» Task description: Your answer should be a single number: the count of lines that include "povo".

——————————

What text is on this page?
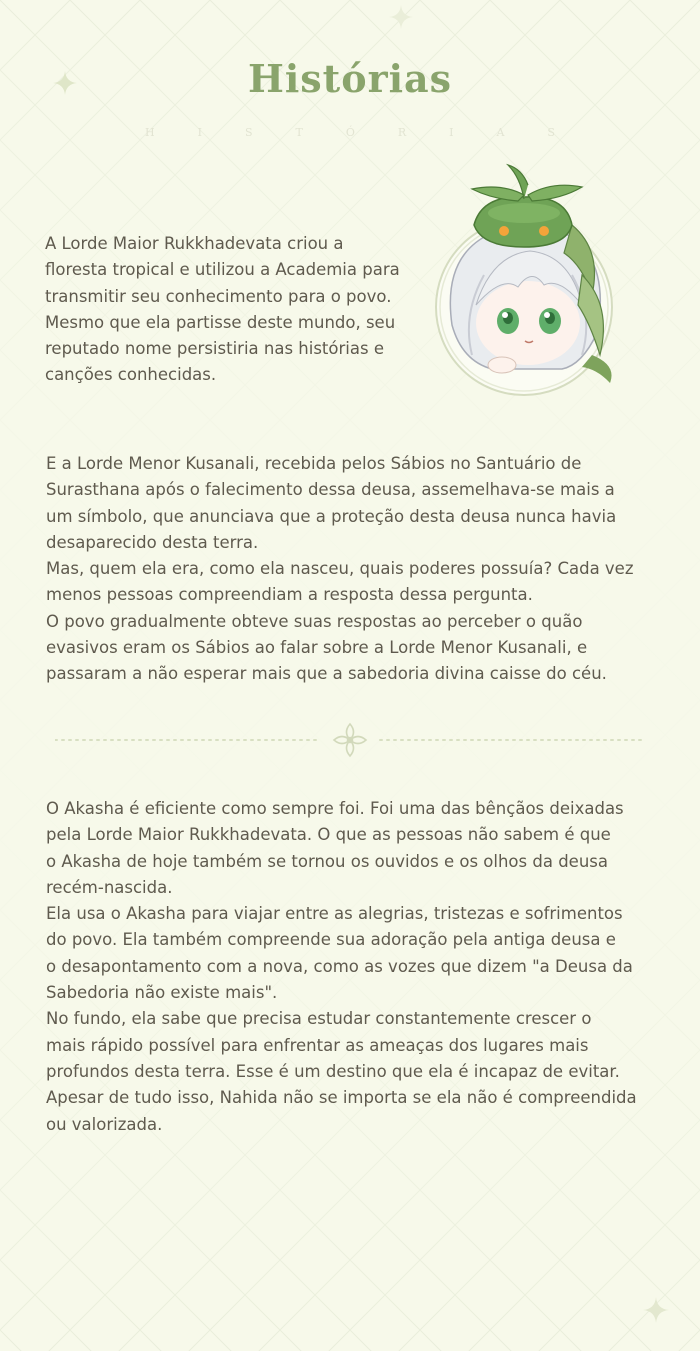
Histórias
HISTÓRIAS
A Lorde Maior Rukkhadevata criou a
floresta tropical e utilizou a Academia para
transmitir seu conhecimento para o povo.
Mesmo que ela partisse deste mundo, seu
reputado nome persistiria nas histórias e
canções conhecidas.
E a Lorde Menor Kusanali, recebida pelos Sábios no Santuário de
Surasthana após o falecimento dessa deusa, assemelhava-se mais a
um símbolo, que anunciava que a proteção desta deusa nunca havia
desaparecido desta terra.
Mas, quem ela era, como ela nasceu, quais poderes possuía? Cada vez
menos pessoas compreendiam a resposta dessa pergunta.
O povo gradualmente obteve suas respostas ao perceber o quão
evasivos eram os Sábios ao falar sobre a Lorde Menor Kusanali, e
passaram a não esperar mais que a sabedoria divina caisse do céu.
O Akasha é eficiente como sempre foi. Foi uma das bênçãos deixadas
pela Lorde Maior Rukkhadevata. O que as pessoas não sabem é que
o Akasha de hoje também se tornou os ouvidos e os olhos da deusa
recém-nascida.
Ela usa o Akasha para viajar entre as alegrias, tristezas e sofrimentos
do povo. Ela também compreende sua adoração pela antiga deusa e
o desapontamento com a nova, como as vozes que dizem "a Deusa da
Sabedoria não existe mais".
No fundo, ela sabe que precisa estudar constantemente crescer o
mais rápido possível para enfrentar as ameaças dos lugares mais
profundos desta terra. Esse é um destino que ela é incapaz de evitar.
Apesar de tudo isso, Nahida não se importa se ela não é compreendida
ou valorizada.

——————————

» Task solution: 3